## SET PROBLEM
Identify the lines bearing the string "JSON" and gather them.

--- START SUPPLIED MATERIAL ---

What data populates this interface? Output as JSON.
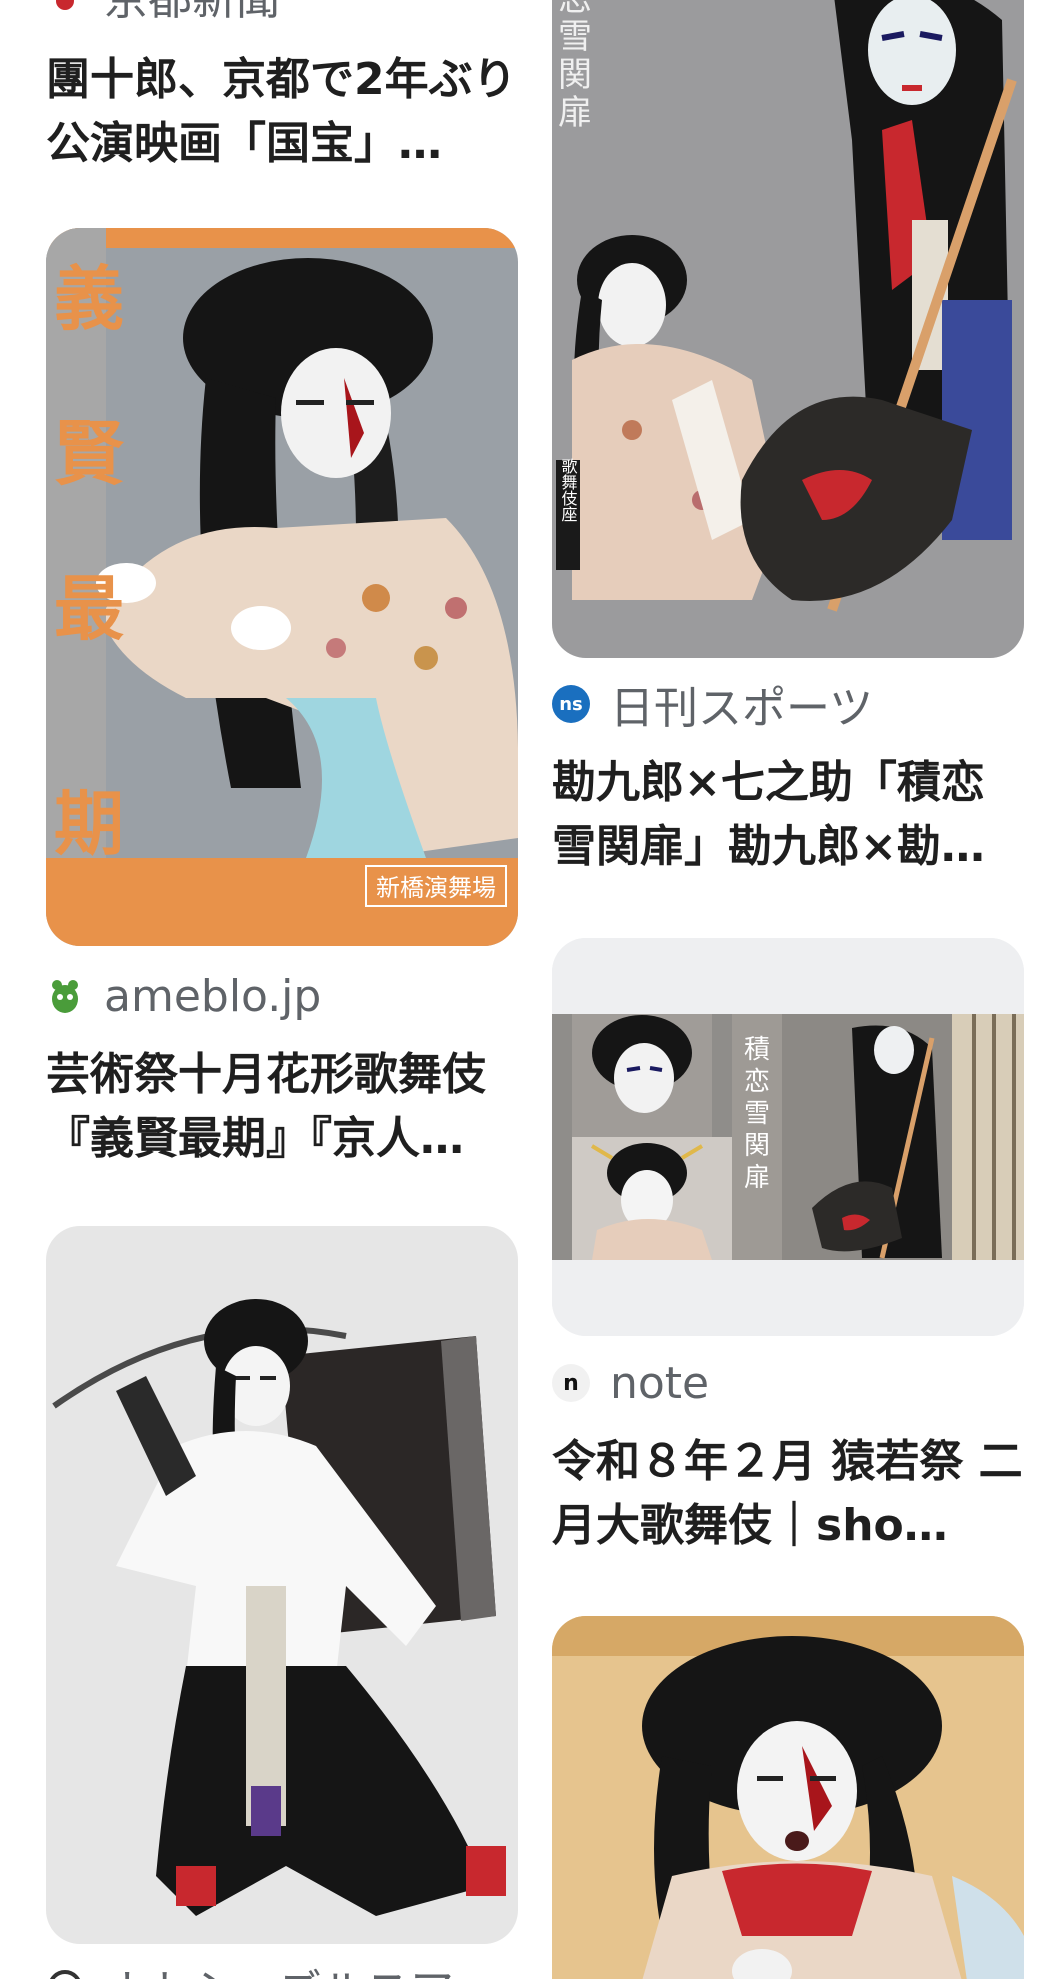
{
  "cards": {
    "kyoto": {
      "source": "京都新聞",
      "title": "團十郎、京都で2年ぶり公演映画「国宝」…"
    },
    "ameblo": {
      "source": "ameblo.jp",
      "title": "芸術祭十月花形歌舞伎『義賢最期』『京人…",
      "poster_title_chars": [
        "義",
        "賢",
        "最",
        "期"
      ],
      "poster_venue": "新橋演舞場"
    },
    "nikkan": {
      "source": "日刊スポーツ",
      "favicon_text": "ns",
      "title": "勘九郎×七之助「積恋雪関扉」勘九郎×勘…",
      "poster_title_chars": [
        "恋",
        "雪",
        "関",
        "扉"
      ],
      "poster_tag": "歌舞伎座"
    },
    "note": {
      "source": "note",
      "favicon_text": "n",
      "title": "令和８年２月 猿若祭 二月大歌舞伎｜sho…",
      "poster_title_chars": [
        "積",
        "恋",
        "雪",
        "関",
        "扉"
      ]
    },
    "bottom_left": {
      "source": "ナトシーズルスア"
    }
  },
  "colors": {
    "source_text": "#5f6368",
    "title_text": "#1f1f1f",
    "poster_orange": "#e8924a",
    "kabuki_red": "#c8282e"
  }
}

--- END SUPPLIED MATERIAL ---
--- START SUPPLIED MATERIAL ---

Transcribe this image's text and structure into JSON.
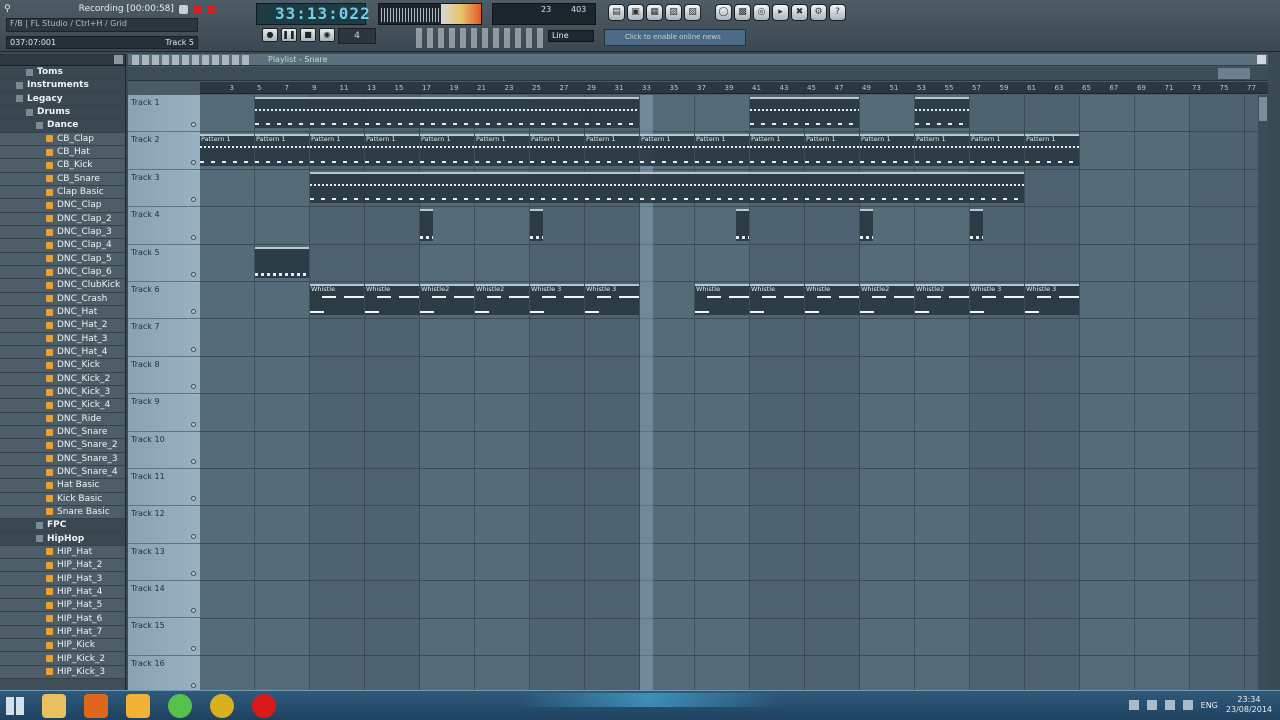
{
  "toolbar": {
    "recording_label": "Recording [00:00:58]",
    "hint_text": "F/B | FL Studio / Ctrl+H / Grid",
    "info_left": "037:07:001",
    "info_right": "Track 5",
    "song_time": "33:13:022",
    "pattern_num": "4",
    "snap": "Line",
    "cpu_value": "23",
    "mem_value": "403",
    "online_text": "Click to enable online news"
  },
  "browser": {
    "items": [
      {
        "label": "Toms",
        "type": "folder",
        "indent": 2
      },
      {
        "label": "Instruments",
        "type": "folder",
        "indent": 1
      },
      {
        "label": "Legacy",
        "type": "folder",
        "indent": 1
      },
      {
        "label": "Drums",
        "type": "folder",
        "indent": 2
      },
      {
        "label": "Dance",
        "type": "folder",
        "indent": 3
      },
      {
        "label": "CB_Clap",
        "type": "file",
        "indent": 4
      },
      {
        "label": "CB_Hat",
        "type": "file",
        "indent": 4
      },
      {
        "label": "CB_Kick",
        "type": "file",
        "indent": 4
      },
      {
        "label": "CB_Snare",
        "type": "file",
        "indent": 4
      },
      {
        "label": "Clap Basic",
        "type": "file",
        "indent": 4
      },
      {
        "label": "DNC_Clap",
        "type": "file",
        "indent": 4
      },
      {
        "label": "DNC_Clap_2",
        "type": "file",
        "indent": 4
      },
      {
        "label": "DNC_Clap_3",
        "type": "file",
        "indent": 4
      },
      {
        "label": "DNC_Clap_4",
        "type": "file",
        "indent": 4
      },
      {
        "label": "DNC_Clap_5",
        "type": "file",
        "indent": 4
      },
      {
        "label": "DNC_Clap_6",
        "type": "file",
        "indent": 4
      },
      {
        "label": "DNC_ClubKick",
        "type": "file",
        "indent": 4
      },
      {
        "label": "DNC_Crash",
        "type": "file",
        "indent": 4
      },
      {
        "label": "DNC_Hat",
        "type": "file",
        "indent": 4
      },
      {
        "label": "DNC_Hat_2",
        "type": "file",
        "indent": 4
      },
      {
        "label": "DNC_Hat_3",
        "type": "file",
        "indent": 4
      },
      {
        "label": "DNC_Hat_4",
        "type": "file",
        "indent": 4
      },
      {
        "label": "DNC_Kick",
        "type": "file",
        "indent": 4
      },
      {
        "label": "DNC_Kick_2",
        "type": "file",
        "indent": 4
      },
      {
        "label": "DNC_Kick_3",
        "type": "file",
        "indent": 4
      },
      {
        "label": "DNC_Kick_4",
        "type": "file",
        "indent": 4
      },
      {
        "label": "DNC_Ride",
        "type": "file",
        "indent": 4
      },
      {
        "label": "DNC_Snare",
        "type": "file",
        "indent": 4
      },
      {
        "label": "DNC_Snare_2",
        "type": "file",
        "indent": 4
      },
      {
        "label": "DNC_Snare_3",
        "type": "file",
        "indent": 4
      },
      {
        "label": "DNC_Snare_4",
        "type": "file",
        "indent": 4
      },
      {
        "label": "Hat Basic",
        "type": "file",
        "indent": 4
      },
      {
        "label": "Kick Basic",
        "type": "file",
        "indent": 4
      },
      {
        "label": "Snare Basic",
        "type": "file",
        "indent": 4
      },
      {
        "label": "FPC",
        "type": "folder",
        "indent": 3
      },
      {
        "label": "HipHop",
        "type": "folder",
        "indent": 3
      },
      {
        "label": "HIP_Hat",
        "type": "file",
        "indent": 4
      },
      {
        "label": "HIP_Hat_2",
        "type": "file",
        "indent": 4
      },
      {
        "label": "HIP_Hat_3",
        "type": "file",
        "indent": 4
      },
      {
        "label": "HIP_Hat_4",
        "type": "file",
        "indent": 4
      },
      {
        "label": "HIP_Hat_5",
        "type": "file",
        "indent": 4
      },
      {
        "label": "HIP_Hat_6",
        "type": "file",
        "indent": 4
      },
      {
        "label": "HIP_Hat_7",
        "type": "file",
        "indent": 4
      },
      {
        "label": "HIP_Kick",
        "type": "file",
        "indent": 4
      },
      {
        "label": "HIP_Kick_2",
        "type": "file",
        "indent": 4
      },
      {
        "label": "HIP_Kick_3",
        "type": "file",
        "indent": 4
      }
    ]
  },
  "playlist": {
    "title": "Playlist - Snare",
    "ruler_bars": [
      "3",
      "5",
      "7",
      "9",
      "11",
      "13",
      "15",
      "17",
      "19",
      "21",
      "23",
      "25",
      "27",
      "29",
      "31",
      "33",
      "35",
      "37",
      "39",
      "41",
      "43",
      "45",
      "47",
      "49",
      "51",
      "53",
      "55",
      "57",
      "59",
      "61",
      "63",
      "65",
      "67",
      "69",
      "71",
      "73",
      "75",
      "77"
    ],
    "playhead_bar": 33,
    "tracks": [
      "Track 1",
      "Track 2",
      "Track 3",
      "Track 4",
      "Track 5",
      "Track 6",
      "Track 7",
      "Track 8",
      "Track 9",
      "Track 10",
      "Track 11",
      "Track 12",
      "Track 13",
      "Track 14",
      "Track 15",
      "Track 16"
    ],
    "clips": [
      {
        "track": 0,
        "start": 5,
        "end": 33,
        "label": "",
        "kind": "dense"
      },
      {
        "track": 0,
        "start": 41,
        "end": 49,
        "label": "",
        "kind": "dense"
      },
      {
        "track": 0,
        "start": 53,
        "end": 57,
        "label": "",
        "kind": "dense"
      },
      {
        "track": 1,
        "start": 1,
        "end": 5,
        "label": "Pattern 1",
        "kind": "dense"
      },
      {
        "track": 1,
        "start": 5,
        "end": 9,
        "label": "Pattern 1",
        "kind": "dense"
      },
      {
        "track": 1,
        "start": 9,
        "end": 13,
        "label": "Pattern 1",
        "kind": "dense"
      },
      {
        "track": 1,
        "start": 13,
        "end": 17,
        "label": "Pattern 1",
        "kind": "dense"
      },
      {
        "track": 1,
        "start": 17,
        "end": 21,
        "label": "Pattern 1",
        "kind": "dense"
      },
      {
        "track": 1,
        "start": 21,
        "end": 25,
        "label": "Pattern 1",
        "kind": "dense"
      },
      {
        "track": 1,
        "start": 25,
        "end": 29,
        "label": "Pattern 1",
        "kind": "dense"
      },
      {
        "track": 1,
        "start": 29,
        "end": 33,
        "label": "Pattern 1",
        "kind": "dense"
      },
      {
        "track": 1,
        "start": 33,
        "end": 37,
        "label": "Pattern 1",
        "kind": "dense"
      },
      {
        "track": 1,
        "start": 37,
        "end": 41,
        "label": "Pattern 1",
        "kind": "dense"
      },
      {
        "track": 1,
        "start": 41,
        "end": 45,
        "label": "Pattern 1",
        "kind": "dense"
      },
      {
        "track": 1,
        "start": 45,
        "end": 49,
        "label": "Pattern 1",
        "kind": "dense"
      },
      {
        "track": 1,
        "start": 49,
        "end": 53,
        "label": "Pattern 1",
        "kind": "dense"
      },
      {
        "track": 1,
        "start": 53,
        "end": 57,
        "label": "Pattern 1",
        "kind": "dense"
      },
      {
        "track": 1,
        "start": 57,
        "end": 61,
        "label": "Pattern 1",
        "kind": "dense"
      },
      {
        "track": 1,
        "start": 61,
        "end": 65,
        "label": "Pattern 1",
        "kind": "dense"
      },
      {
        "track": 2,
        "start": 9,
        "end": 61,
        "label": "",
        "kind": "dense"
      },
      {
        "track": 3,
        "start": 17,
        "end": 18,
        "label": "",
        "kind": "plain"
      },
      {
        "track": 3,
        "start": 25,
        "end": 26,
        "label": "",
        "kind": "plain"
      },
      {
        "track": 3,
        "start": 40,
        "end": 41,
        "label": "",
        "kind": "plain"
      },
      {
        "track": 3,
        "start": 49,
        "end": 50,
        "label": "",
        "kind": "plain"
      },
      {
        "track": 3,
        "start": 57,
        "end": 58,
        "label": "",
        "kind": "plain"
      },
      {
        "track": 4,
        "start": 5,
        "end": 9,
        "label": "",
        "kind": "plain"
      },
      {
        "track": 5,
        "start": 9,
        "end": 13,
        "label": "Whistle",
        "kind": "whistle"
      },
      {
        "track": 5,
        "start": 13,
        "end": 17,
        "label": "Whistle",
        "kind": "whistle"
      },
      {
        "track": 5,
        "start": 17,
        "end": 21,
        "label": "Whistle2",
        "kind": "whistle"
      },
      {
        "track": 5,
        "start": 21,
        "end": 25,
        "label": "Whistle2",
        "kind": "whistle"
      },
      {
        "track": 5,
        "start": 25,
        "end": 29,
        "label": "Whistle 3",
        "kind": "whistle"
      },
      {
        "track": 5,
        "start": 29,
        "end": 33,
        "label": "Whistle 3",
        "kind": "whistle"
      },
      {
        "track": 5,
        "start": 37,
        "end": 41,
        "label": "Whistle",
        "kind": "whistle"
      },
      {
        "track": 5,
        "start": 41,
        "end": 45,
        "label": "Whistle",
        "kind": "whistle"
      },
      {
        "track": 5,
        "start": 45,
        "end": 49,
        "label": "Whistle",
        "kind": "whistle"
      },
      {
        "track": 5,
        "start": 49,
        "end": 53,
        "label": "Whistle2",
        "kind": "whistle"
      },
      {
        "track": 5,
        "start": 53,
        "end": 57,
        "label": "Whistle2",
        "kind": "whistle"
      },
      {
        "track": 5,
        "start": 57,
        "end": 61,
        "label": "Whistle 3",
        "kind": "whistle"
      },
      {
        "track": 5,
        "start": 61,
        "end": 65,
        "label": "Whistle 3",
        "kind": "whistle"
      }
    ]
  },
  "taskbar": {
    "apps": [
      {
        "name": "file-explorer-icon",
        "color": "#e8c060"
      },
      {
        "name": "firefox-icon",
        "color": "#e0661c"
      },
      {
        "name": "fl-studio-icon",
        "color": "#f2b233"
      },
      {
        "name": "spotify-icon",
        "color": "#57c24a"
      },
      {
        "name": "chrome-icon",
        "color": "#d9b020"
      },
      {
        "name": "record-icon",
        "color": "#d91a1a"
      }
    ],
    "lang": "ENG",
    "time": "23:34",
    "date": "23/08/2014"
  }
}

--- END SUPPLIED MATERIAL ---
--- START SUPPLIED MATERIAL ---

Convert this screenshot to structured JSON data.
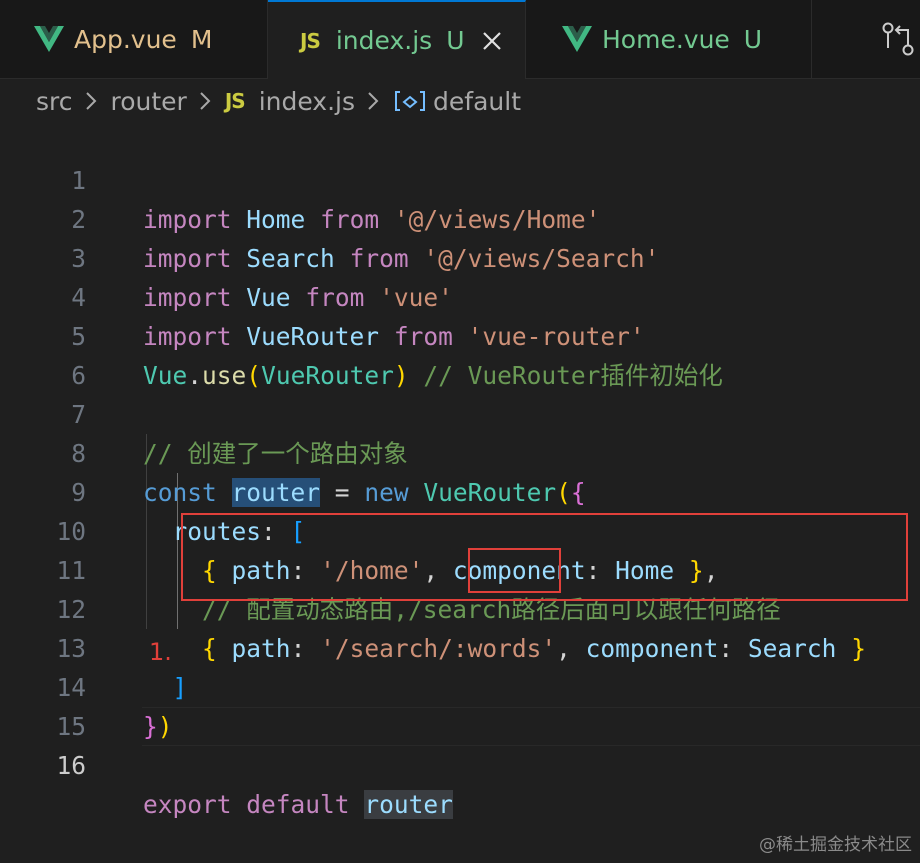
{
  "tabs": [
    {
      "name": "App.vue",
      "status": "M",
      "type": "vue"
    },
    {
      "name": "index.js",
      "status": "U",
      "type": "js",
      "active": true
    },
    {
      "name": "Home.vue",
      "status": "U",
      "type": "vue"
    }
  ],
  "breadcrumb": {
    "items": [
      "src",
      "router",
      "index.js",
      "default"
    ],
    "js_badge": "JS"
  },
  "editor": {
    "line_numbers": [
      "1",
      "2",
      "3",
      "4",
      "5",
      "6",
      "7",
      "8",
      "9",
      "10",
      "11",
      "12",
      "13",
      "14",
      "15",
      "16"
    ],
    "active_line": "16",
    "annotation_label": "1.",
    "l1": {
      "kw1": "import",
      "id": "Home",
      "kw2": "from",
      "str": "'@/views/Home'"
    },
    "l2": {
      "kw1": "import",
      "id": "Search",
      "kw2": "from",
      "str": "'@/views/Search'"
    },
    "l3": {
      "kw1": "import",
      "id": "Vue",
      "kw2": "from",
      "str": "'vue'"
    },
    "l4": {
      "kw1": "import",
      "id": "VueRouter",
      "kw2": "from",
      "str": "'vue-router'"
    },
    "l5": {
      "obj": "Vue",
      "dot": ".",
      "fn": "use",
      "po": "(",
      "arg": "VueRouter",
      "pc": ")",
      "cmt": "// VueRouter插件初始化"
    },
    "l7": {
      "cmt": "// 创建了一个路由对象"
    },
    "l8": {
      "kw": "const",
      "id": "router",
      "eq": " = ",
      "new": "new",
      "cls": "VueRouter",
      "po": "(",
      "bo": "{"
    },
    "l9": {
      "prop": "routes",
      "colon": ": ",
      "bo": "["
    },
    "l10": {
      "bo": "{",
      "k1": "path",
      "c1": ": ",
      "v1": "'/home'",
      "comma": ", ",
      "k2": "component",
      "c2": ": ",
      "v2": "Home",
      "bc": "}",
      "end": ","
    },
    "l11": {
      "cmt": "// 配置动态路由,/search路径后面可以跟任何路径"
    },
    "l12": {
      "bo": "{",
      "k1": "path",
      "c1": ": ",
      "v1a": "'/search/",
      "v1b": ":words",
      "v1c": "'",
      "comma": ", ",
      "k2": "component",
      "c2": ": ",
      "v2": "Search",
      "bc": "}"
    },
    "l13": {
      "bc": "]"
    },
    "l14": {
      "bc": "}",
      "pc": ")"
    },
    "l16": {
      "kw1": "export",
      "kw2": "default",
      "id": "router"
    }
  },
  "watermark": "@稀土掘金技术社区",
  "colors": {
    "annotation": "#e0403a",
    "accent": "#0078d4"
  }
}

--- END SUPPLIED MATERIAL ---

## COMPLETE OUTPUT
What data populates this interface? Output as JSON.
Transcribe this image's text and structure into JSON.
Convert this screenshot to structured JSON data.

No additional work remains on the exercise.